[Data entries for graphics]
## START

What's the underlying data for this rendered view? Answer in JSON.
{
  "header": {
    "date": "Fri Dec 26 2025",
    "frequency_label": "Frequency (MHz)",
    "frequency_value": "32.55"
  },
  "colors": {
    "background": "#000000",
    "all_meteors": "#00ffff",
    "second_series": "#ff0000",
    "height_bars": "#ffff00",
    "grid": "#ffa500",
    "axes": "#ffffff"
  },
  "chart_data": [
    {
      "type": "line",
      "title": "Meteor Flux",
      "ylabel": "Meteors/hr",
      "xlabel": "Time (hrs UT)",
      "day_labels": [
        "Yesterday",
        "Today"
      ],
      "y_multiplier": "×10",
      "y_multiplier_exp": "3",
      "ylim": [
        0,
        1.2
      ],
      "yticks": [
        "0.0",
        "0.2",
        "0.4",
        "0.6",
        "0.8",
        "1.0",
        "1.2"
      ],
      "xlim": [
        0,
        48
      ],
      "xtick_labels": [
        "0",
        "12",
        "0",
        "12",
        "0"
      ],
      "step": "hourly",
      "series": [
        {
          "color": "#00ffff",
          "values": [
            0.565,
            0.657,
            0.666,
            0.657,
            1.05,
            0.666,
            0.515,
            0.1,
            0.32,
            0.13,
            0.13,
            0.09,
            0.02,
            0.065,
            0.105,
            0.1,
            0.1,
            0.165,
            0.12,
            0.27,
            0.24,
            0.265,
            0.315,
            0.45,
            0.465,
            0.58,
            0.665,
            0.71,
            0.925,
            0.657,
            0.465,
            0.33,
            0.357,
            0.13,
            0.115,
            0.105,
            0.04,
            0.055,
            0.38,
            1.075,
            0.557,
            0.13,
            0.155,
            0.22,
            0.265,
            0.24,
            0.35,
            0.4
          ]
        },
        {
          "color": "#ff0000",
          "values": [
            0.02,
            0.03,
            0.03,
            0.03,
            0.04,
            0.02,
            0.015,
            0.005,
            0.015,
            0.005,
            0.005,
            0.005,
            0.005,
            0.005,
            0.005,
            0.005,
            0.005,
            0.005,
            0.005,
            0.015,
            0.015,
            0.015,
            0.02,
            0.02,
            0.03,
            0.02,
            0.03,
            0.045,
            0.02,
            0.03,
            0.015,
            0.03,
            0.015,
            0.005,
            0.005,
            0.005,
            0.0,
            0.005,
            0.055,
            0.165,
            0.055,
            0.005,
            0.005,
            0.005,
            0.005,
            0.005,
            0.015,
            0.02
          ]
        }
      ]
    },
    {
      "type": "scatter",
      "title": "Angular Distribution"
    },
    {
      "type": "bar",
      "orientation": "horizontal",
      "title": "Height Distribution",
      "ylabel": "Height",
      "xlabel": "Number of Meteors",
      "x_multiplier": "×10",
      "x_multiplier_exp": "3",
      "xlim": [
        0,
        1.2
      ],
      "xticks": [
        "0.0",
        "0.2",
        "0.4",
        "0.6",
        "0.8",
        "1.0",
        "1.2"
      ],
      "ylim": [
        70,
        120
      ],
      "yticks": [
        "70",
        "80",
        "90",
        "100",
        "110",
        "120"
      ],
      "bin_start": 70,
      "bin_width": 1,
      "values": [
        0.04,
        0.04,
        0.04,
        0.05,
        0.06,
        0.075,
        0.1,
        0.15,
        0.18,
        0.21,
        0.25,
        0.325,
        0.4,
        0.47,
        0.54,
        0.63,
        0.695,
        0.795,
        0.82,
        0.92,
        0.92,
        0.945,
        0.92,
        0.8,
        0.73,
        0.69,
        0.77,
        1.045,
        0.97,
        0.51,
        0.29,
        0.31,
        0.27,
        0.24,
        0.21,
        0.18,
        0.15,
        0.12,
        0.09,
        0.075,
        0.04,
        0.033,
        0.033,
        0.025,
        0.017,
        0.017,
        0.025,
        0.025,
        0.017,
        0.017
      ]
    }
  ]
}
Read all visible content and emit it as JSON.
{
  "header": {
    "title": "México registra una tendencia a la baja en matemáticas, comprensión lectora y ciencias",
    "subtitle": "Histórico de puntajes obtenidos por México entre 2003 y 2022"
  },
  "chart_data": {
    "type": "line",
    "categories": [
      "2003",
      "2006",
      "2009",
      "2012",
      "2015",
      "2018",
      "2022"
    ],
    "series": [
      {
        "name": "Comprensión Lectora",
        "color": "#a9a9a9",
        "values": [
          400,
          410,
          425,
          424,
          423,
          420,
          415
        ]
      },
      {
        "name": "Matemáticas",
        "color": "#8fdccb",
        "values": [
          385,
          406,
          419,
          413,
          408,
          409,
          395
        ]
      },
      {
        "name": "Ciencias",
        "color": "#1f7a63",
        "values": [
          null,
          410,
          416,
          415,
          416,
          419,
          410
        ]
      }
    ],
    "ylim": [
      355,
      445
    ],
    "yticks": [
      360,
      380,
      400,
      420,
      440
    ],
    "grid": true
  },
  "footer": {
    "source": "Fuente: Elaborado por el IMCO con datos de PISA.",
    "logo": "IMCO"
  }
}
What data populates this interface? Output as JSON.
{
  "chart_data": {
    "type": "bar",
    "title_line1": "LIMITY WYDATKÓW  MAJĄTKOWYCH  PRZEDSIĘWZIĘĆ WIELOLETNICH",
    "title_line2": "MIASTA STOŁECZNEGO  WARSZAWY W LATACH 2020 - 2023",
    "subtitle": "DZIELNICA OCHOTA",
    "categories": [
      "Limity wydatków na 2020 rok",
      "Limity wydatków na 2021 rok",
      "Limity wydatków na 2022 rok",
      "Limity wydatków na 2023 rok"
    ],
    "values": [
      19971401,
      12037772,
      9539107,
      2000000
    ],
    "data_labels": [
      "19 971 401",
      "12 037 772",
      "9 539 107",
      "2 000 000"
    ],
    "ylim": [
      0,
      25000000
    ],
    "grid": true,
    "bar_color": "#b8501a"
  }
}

## END

From the entries above, select each line containing the string "this".

### Exercise result
What's the underlying data for this rendered view? Answer in JSON.
What data populates this interface? Output as JSON.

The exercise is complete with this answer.